*** Text block ***
A preferred embodiment comprises an ISA plug-in circuit board that connects to a keyboard and a host computer, whereby the ISA plug-in board sends scan codes to the host computer's keyboard port based on speech recognition. This is performed by the microcontroller that is embedded in the plug-in board, which communicates between the speech recognition ASIC and the host computer by receiving scan codes, which is the key press data information. The microcontroller performs the disconnecting and reconnecting of the keyboard from the serial data path when sending the scan codes through a switch means, while the software loaded into the host computer sends/receives commands and data to the microcontroller. Alternative embodiments of the system include external COM port, Parallel port and Universal Serial Bus ("USB") interfaces, which operate in the same way as the internal ISA plug-in board, except that the manner in which the data is transferred differs. Rather than using the host computer's data bus, the host computer performs its communication with external devices by way of the serial (RS-232C), parallel or printer ports. Documents cited herein are incorporated by reference.

BACKGROUND OF THE INVENTION It is known in the prior art to have voice recognition systems that incorporate a speech synthesizer chip technology, but none of the teachings incorporate the technology of the present invention. Rather, the prior art speech recognition systems are not controlled by the supplied software as in the present invention where personalization of the pre-loaded commands are permitted, but not by function keys or cursor controls connected to the applications program that resides in the computer's RAM memory at all times. Further, the prior art discloses transferring data from the host computer to the speech recognition chip through the keyboard port, while the present invention only sends a key press entry

that is assigned to the newly spoken and recorded command to the host computer's keyboard port, with the actual data being sent and received by the host computer's data bus (internal ISA device); the serial port (COM RS-232C device), the parallel port (parallel port device); and the USB port (USB device).
*** End of Text block ***
### What to produce
Resume the patent text on the speech recognition keyboard interface, picking up right after its last sentence.
*** Given records ***
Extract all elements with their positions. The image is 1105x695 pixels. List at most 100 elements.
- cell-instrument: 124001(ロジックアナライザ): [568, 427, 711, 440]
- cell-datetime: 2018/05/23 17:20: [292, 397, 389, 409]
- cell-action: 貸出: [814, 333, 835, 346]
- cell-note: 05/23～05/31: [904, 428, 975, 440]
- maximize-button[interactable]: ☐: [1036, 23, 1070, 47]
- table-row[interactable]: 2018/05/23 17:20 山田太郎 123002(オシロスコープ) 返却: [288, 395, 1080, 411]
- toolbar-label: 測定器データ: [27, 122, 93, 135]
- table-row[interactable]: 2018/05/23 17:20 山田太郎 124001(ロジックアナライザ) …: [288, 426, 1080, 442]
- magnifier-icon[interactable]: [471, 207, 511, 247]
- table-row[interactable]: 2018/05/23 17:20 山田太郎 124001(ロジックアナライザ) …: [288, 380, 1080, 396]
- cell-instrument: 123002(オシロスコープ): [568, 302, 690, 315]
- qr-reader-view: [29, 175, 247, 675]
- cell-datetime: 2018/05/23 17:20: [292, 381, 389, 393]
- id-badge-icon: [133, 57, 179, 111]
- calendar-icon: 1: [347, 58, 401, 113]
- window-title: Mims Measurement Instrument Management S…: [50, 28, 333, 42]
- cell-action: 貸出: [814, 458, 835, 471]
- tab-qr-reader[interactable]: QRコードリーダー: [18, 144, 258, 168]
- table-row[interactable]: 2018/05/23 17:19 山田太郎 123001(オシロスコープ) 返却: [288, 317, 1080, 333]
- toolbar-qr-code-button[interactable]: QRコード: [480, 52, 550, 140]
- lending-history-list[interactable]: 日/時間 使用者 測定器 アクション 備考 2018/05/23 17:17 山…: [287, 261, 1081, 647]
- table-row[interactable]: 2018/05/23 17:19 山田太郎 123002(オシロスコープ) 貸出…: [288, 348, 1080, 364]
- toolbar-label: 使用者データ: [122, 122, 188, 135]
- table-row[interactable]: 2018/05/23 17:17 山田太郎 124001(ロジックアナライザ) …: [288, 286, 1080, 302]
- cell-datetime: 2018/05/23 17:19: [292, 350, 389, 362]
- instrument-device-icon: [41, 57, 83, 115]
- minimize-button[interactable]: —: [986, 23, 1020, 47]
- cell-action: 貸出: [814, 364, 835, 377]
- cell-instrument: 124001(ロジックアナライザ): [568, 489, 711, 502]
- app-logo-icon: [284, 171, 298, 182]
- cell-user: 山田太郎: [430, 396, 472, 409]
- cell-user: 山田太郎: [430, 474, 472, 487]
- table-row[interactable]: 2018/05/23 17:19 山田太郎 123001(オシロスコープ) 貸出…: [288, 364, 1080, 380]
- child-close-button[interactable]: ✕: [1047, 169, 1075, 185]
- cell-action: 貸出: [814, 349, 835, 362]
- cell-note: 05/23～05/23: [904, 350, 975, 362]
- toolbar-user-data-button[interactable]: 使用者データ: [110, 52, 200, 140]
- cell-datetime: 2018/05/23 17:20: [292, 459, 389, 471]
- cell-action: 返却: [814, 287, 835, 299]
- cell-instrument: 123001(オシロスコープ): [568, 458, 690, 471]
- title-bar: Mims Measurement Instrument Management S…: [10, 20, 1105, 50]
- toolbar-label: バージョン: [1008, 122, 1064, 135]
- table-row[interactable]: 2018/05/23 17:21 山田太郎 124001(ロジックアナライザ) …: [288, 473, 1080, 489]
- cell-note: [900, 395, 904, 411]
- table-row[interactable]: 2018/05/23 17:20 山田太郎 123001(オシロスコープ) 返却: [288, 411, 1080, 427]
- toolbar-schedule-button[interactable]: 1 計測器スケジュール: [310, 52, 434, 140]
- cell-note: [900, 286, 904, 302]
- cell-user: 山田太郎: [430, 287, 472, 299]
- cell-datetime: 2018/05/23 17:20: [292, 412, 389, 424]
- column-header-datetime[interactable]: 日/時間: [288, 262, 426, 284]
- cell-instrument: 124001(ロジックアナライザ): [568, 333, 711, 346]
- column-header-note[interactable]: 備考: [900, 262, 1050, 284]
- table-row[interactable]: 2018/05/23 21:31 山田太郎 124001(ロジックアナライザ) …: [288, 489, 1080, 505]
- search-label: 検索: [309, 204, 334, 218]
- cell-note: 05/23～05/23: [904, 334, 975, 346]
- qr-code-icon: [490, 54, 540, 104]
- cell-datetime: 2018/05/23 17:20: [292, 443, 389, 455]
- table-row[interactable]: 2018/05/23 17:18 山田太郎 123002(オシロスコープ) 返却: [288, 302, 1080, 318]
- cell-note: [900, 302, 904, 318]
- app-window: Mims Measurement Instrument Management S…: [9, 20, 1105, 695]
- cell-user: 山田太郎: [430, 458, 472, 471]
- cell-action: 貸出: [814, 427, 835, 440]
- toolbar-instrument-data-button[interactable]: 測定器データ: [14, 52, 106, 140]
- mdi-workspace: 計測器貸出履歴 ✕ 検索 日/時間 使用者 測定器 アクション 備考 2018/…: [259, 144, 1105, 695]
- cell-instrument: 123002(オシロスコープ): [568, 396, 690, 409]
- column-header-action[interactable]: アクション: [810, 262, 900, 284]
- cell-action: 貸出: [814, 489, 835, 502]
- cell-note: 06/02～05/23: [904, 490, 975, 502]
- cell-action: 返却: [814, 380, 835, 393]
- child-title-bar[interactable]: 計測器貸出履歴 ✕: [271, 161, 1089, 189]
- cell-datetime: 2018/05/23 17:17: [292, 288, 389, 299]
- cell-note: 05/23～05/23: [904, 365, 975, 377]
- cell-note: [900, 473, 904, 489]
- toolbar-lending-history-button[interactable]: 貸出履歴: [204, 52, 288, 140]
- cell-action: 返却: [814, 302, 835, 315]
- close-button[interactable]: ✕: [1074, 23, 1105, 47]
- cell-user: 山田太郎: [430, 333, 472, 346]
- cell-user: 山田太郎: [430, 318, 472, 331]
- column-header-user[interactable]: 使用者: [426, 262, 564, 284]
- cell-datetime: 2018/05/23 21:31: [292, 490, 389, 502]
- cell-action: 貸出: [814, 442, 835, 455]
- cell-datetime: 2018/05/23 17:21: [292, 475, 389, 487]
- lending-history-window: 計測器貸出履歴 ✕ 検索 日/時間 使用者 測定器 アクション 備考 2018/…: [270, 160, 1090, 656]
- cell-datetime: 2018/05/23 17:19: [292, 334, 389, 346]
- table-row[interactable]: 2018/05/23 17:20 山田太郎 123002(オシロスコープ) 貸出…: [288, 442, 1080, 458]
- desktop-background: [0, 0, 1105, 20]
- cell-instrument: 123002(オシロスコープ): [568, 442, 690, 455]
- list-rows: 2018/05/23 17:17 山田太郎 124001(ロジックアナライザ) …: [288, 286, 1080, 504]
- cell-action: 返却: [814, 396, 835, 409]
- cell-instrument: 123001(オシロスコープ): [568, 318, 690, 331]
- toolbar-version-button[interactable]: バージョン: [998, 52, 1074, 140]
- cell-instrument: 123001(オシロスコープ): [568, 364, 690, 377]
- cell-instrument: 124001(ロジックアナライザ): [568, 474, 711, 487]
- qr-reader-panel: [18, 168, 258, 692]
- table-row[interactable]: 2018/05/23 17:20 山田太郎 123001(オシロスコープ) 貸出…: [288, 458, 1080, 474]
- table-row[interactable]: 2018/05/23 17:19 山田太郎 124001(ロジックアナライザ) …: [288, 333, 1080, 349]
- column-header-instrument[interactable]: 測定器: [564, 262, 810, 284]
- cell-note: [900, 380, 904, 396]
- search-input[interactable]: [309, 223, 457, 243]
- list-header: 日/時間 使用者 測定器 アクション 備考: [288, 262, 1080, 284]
*** End of Given records ***
### Answer for the task
The prior art patents that show systems operating in response to voice commands are as follows: U.S. Pat. No. 4,677,569 to Nakano et el. is directed towards a computer controlled by voice input, wherein the voice control device is completely incorporated into a host computer so that each keyword corresponding to a start address of a program among a plurality of programs stored in memory can be specified by a voice input by utilizing digital codes formed from complex circuitry involving a computation section, speech recognition start control section, data table of storage contents stored in a program memory, speech synthesis data storage section, and an operator guidance control section. This system does not disclose a microcontroller and a speech recognition chip that connects to a keyboard and a host computer, for sending scan codes to the host computer's keyboard port based on speech recognition and for disconnecting and reconnecting the keyboard from the serial data path by switch means when sending the scan codes, while the software loaded into the host computer sends/receives commands and data through the host computer's data bus.

U.S. Pat. No. 4,704,696 to Reimer et al.

relates to a voice control system that controls the execution of a video game by suspending the game during the entire voice input and recognition intervals. This is accomplished by having the microphone outputs connected to either a clipping circuit or a filter having a narrow bandpass filter connected to a peak connector, and then connected to a microprocessor. However, the

present speech recognition system does not suspend the game while the voice commands undergo filtering means.

U.S. Pat. No. 4,776,016 to Hansen relates to a voice control system which is designed to be adaptable to existing computers and operated by voice commands. This patent is directed to an external device connected solely between the keyboard and the computer, without any other extraneous connections needed for power supply or any other reasons. The patent is also directed towards having software control the priority switch, which enables the keyboard to have priority over voice entries allowing the keyboard input port to upload and download information so that the keyboard is abled to be used when connected into the circuit. However, the disclosure does not allow the user to program the user's own voice commands in any language and sent data through the host computer's data bus as in the present invention.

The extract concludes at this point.